**Given request**: Leaving the pictures aside, transcribe every line below exactly.

**Records shown**:
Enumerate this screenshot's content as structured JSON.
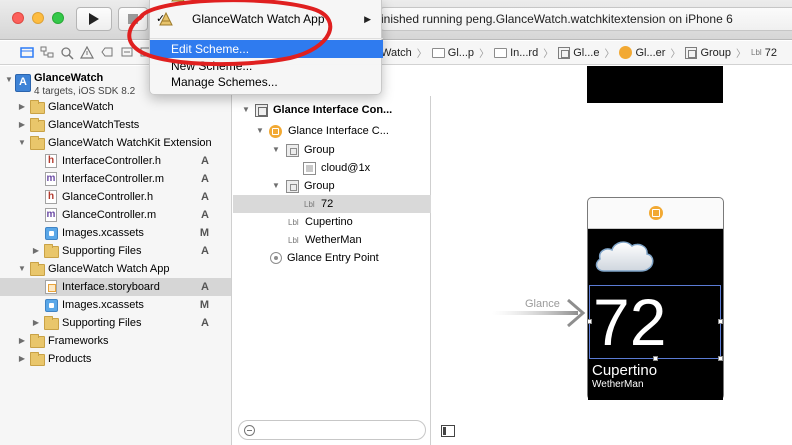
{
  "toolbar": {
    "status_text": "inished running peng.GlanceWatch.watchkitextension on iPhone 6"
  },
  "scheme_menu": {
    "app_item": "GlanceWatch Watch App",
    "items": [
      {
        "label": "Edit Scheme..."
      },
      {
        "label": "New Scheme..."
      },
      {
        "label": "Manage Schemes..."
      }
    ]
  },
  "jump_bar": {
    "items": [
      "Watch",
      "Gl...p",
      "In...rd",
      "Gl...e",
      "Gl...er",
      "Group",
      "72"
    ],
    "lbl_tag": "Lbl"
  },
  "navigator": {
    "project": {
      "name": "GlanceWatch",
      "subtitle": "4 targets, iOS SDK 8.2"
    },
    "rows": [
      {
        "label": "GlanceWatch",
        "status": ""
      },
      {
        "label": "GlanceWatchTests",
        "status": ""
      },
      {
        "label": "GlanceWatch WatchKit Extension",
        "status": ""
      },
      {
        "label": "InterfaceController.h",
        "status": "A"
      },
      {
        "label": "InterfaceController.m",
        "status": "A"
      },
      {
        "label": "GlanceController.h",
        "status": "A"
      },
      {
        "label": "GlanceController.m",
        "status": "A"
      },
      {
        "label": "Images.xcassets",
        "status": "M"
      },
      {
        "label": "Supporting Files",
        "status": "A"
      },
      {
        "label": "GlanceWatch Watch App",
        "status": ""
      },
      {
        "label": "Interface.storyboard",
        "status": "A"
      },
      {
        "label": "Images.xcassets",
        "status": "M"
      },
      {
        "label": "Supporting Files",
        "status": "A"
      },
      {
        "label": "Frameworks",
        "status": ""
      },
      {
        "label": "Products",
        "status": ""
      }
    ]
  },
  "outline": {
    "rows": [
      {
        "label": "Glance Interface Con..."
      },
      {
        "label": "Glance Interface C..."
      },
      {
        "label": "Group"
      },
      {
        "label": "cloud@1x"
      },
      {
        "label": "Group"
      },
      {
        "label": "72"
      },
      {
        "label": "Cupertino"
      },
      {
        "label": "WetherMan"
      },
      {
        "label": "Glance Entry Point"
      }
    ],
    "lbl_tag": "Lbl"
  },
  "canvas": {
    "entry_label": "Glance",
    "temperature": "72",
    "city": "Cupertino",
    "weather_man": "WetherMan"
  },
  "colors": {
    "selection_blue": "#2f7bef",
    "glance_orange": "#f2a933",
    "annotation_red": "#e02020"
  }
}
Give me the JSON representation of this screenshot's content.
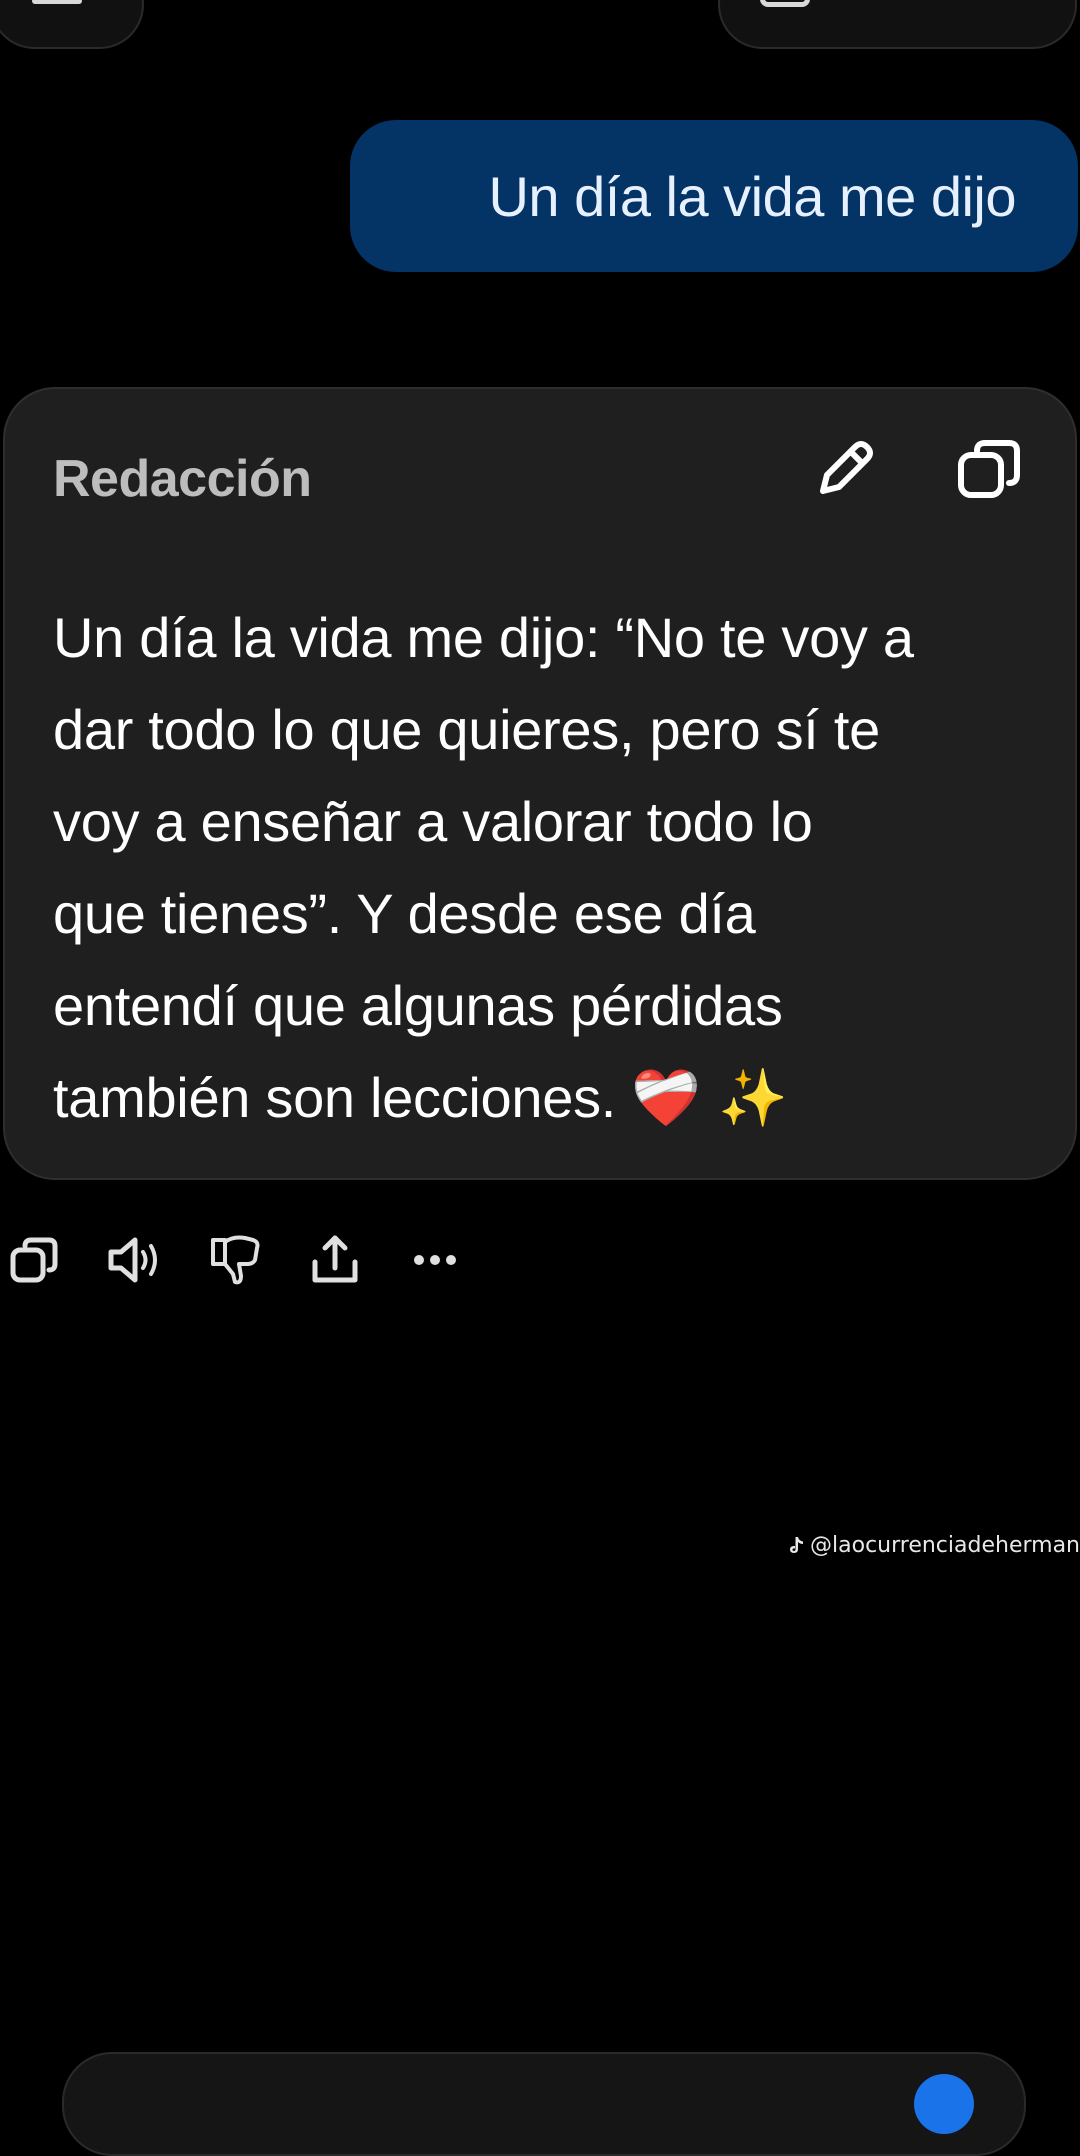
{
  "user_message": {
    "text": "Un día la vida me dijo"
  },
  "response_card": {
    "title": "Redacción",
    "body_lines": [
      "Un día la vida me dijo: “No te voy a",
      "dar todo lo que quieres, pero sí te",
      "voy a enseñar a valorar todo lo",
      "que tienes”. Y desde ese día",
      "entendí que algunas pérdidas",
      "también son lecciones."
    ],
    "emojis": "❤️‍🩹 ✨",
    "icons": {
      "edit": "pencil-icon",
      "copy": "copy-icon"
    }
  },
  "actions": [
    {
      "icon": "copy-icon"
    },
    {
      "icon": "speaker-icon"
    },
    {
      "icon": "thumbs-down-icon"
    },
    {
      "icon": "share-icon"
    },
    {
      "icon": "more-icon"
    }
  ],
  "watermark": {
    "handle": "@laocurrenciadeherman"
  },
  "colors": {
    "background": "#000000",
    "user_bubble": "#043365",
    "card": "#1f1f1f",
    "title": "#bdbdbd",
    "accent": "#1a73e8"
  }
}
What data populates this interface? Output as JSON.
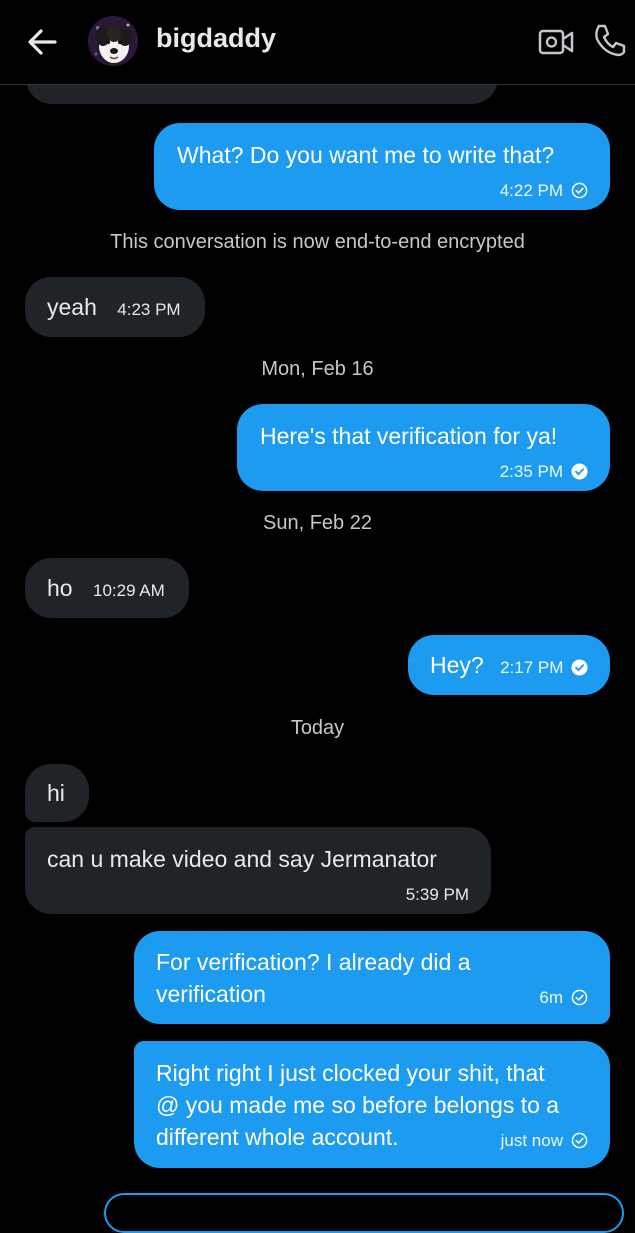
{
  "header": {
    "title": "bigdaddy"
  },
  "messages": [
    {
      "direction": "out",
      "text": "What? Do you want me to write that?",
      "time": "4:22 PM"
    },
    {
      "direction": "system",
      "text": "This conversation is now end-to-end encrypted"
    },
    {
      "direction": "in",
      "text": "yeah",
      "time": "4:23 PM"
    },
    {
      "direction": "date",
      "text": "Mon, Feb 16"
    },
    {
      "direction": "out",
      "text": "Here's that verification for ya!",
      "time": "2:35 PM"
    },
    {
      "direction": "date",
      "text": "Sun, Feb 22"
    },
    {
      "direction": "in",
      "text": "ho",
      "time": "10:29 AM"
    },
    {
      "direction": "out",
      "text": "Hey?",
      "time": "2:17 PM"
    },
    {
      "direction": "date",
      "text": "Today"
    },
    {
      "direction": "in",
      "text": "hi"
    },
    {
      "direction": "in",
      "text": "can u make video and say Jermanator",
      "time": "5:39 PM"
    },
    {
      "direction": "out",
      "lines": [
        "For verification? I already did a",
        "verification"
      ],
      "time": "6m"
    },
    {
      "direction": "out",
      "lines": [
        "Right right I just clocked your shit, that",
        "@ you made me so before belongs to a",
        "different whole account."
      ],
      "time": "just now"
    }
  ],
  "colors": {
    "background": "#000000",
    "outgoing_bubble": "#1d9bf0",
    "incoming_bubble": "#202327",
    "text": "#e7e9ea"
  },
  "icons": {
    "back": "arrow-left-icon",
    "video": "video-camera-icon",
    "call": "phone-icon",
    "check": "check-circle-icon"
  }
}
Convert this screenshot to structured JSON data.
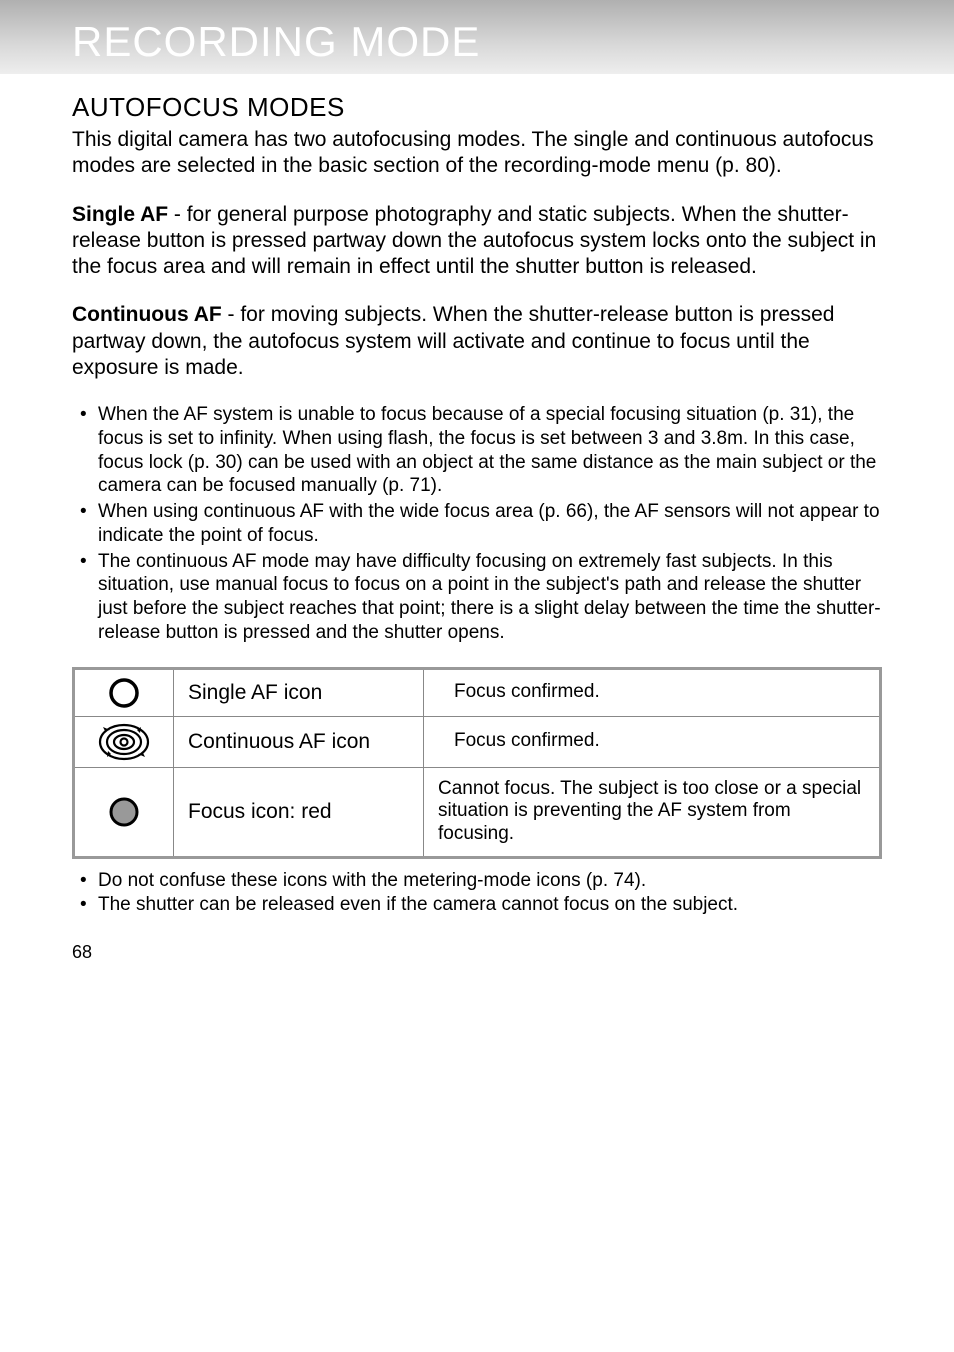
{
  "header": "RECORDING MODE",
  "section_title": "AUTOFOCUS MODES",
  "intro": "This digital camera has two autofocusing modes. The single and continuous autofocus modes are selected in the basic section of the recording-mode menu (p. 80).",
  "single_label": "Single AF",
  "single_text": " - for general purpose photography and static subjects. When the shutter-release button is pressed partway down the autofocus system locks onto the subject in the focus area and will remain in effect until the shutter button is released.",
  "continuous_label": "Continuous AF",
  "continuous_text": " - for moving subjects. When the shutter-release button is pressed partway down, the autofocus system will activate and continue to focus until the exposure is made.",
  "bullets": {
    "b1": "When the AF system is unable to focus because of a special focusing situation (p. 31), the focus is set to infinity. When using flash, the focus is set between 3 and 3.8m. In this case, focus lock (p. 30) can be used with an object at the same distance as the main subject or the camera can be focused manually (p. 71).",
    "b2": "When using continuous AF with the wide focus area (p. 66), the AF sensors will not appear to indicate the point of focus.",
    "b3": "The continuous AF mode may have difficulty focusing on extremely fast subjects. In this situation, use manual focus to focus on a point in the subject's path and release the shutter just before the subject reaches that point; there is a slight delay between the time the shutter-release button is pressed and the shutter opens."
  },
  "table": {
    "r1_label": "Single AF icon",
    "r1_desc": "Focus confirmed.",
    "r2_label": "Continuous AF icon",
    "r2_desc": "Focus confirmed.",
    "r3_label": "Focus icon: red",
    "r3_desc": "Cannot focus. The subject is too close or a special situation is preventing the AF system from focusing."
  },
  "notes": {
    "n1": "Do not confuse these icons with the metering-mode icons (p. 74).",
    "n2": "The shutter can be released even if the camera cannot focus on the subject."
  },
  "page_number": "68"
}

**Solved problem**:
Enumerate this screenshot's content as structured JSON.
{
  "toolbar": {
    "status_text": "inished running peng.GlanceWatch.watchkitextension on iPhone 6"
  },
  "scheme_menu": {
    "app_item": "GlanceWatch Watch App",
    "items": [
      {
        "label": "Edit Scheme..."
      },
      {
        "label": "New Scheme..."
      },
      {
        "label": "Manage Schemes..."
      }
    ]
  },
  "jump_bar": {
    "items": [
      "Watch",
      "Gl...p",
      "In...rd",
      "Gl...e",
      "Gl...er",
      "Group",
      "72"
    ],
    "lbl_tag": "Lbl"
  },
  "navigator": {
    "project": {
      "name": "GlanceWatch",
      "subtitle": "4 targets, iOS SDK 8.2"
    },
    "rows": [
      {
        "label": "GlanceWatch",
        "status": ""
      },
      {
        "label": "GlanceWatchTests",
        "status": ""
      },
      {
        "label": "GlanceWatch WatchKit Extension",
        "status": ""
      },
      {
        "label": "InterfaceController.h",
        "status": "A"
      },
      {
        "label": "InterfaceController.m",
        "status": "A"
      },
      {
        "label": "GlanceController.h",
        "status": "A"
      },
      {
        "label": "GlanceController.m",
        "status": "A"
      },
      {
        "label": "Images.xcassets",
        "status": "M"
      },
      {
        "label": "Supporting Files",
        "status": "A"
      },
      {
        "label": "GlanceWatch Watch App",
        "status": ""
      },
      {
        "label": "Interface.storyboard",
        "status": "A"
      },
      {
        "label": "Images.xcassets",
        "status": "M"
      },
      {
        "label": "Supporting Files",
        "status": "A"
      },
      {
        "label": "Frameworks",
        "status": ""
      },
      {
        "label": "Products",
        "status": ""
      }
    ]
  },
  "outline": {
    "rows": [
      {
        "label": "Glance Interface Con..."
      },
      {
        "label": "Glance Interface C..."
      },
      {
        "label": "Group"
      },
      {
        "label": "cloud@1x"
      },
      {
        "label": "Group"
      },
      {
        "label": "72"
      },
      {
        "label": "Cupertino"
      },
      {
        "label": "WetherMan"
      },
      {
        "label": "Glance Entry Point"
      }
    ],
    "lbl_tag": "Lbl"
  },
  "canvas": {
    "entry_label": "Glance",
    "temperature": "72",
    "city": "Cupertino",
    "weather_man": "WetherMan"
  },
  "colors": {
    "selection_blue": "#2f7bef",
    "glance_orange": "#f2a933",
    "annotation_red": "#e02020"
  }
}
Give me the JSON representation of this screenshot's content.
{
  "user_message": {
    "text": "Un día la vida me dijo"
  },
  "response_card": {
    "title": "Redacción",
    "body_lines": [
      "Un día la vida me dijo: “No te voy a",
      "dar todo lo que quieres, pero sí te",
      "voy a enseñar a valorar todo lo",
      "que tienes”. Y desde ese día",
      "entendí que algunas pérdidas",
      "también son lecciones."
    ],
    "emojis": "❤️‍🩹 ✨",
    "icons": {
      "edit": "pencil-icon",
      "copy": "copy-icon"
    }
  },
  "actions": [
    {
      "icon": "copy-icon"
    },
    {
      "icon": "speaker-icon"
    },
    {
      "icon": "thumbs-down-icon"
    },
    {
      "icon": "share-icon"
    },
    {
      "icon": "more-icon"
    }
  ],
  "watermark": {
    "handle": "@laocurrenciadeherman"
  },
  "colors": {
    "background": "#000000",
    "user_bubble": "#043365",
    "card": "#1f1f1f",
    "title": "#bdbdbd",
    "accent": "#1a73e8"
  }
}
What data populates this interface? Output as JSON.
{
  "header": {
    "title": "bigdaddy"
  },
  "messages": [
    {
      "direction": "out",
      "text": "What? Do you want me to write that?",
      "time": "4:22 PM"
    },
    {
      "direction": "system",
      "text": "This conversation is now end-to-end encrypted"
    },
    {
      "direction": "in",
      "text": "yeah",
      "time": "4:23 PM"
    },
    {
      "direction": "date",
      "text": "Mon, Feb 16"
    },
    {
      "direction": "out",
      "text": "Here's that verification for ya!",
      "time": "2:35 PM"
    },
    {
      "direction": "date",
      "text": "Sun, Feb 22"
    },
    {
      "direction": "in",
      "text": "ho",
      "time": "10:29 AM"
    },
    {
      "direction": "out",
      "text": "Hey?",
      "time": "2:17 PM"
    },
    {
      "direction": "date",
      "text": "Today"
    },
    {
      "direction": "in",
      "text": "hi"
    },
    {
      "direction": "in",
      "text": "can u make video and say Jermanator",
      "time": "5:39 PM"
    },
    {
      "direction": "out",
      "lines": [
        "For verification? I already did a",
        "verification"
      ],
      "time": "6m"
    },
    {
      "direction": "out",
      "lines": [
        "Right right I just clocked your shit, that",
        "@ you made me so before belongs to a",
        "different whole account."
      ],
      "time": "just now"
    }
  ],
  "colors": {
    "background": "#000000",
    "outgoing_bubble": "#1d9bf0",
    "incoming_bubble": "#202327",
    "text": "#e7e9ea"
  },
  "icons": {
    "back": "arrow-left-icon",
    "video": "video-camera-icon",
    "call": "phone-icon",
    "check": "check-circle-icon"
  }
}
Convert this screenshot to structured JSON data.
{
  "header": "RECORDING MODE",
  "section_title": "AUTOFOCUS MODES",
  "intro": "This digital camera has two autofocusing modes. The single and continuous autofocus modes are selected in the basic section of the recording-mode menu (p. 80).",
  "single_label": "Single AF",
  "single_text": " - for general purpose photography and static subjects. When the shutter-release button is pressed partway down the autofocus system locks onto the subject in the focus area and will remain in effect until the shutter button is released.",
  "continuous_label": "Continuous AF",
  "continuous_text": " - for moving subjects. When the shutter-release button is pressed partway down, the autofocus system will activate and continue to focus until the exposure is made.",
  "bullets": {
    "b1": "When the AF system is unable to focus because of a special focusing situation (p. 31), the focus is set to infinity. When using flash, the focus is set between 3 and 3.8m. In this case, focus lock (p. 30) can be used with an object at the same distance as the main subject or the camera can be focused manually (p. 71).",
    "b2": "When using continuous AF with the wide focus area (p. 66), the AF sensors will not appear to indicate the point of focus.",
    "b3": "The continuous AF mode may have difficulty focusing on extremely fast subjects. In this situation, use manual focus to focus on a point in the subject's path and release the shutter just before the subject reaches that point; there is a slight delay between the time the shutter-release button is pressed and the shutter opens."
  },
  "table": {
    "r1_label": "Single AF icon",
    "r1_desc": "Focus confirmed.",
    "r2_label": "Continuous AF icon",
    "r2_desc": "Focus confirmed.",
    "r3_label": "Focus icon: red",
    "r3_desc": "Cannot focus. The subject is too close or a special situation is preventing the AF system from focusing."
  },
  "notes": {
    "n1": "Do not confuse these icons with the metering-mode icons (p. 74).",
    "n2": "The shutter can be released even if the camera cannot focus on the subject."
  },
  "page_number": "68"
}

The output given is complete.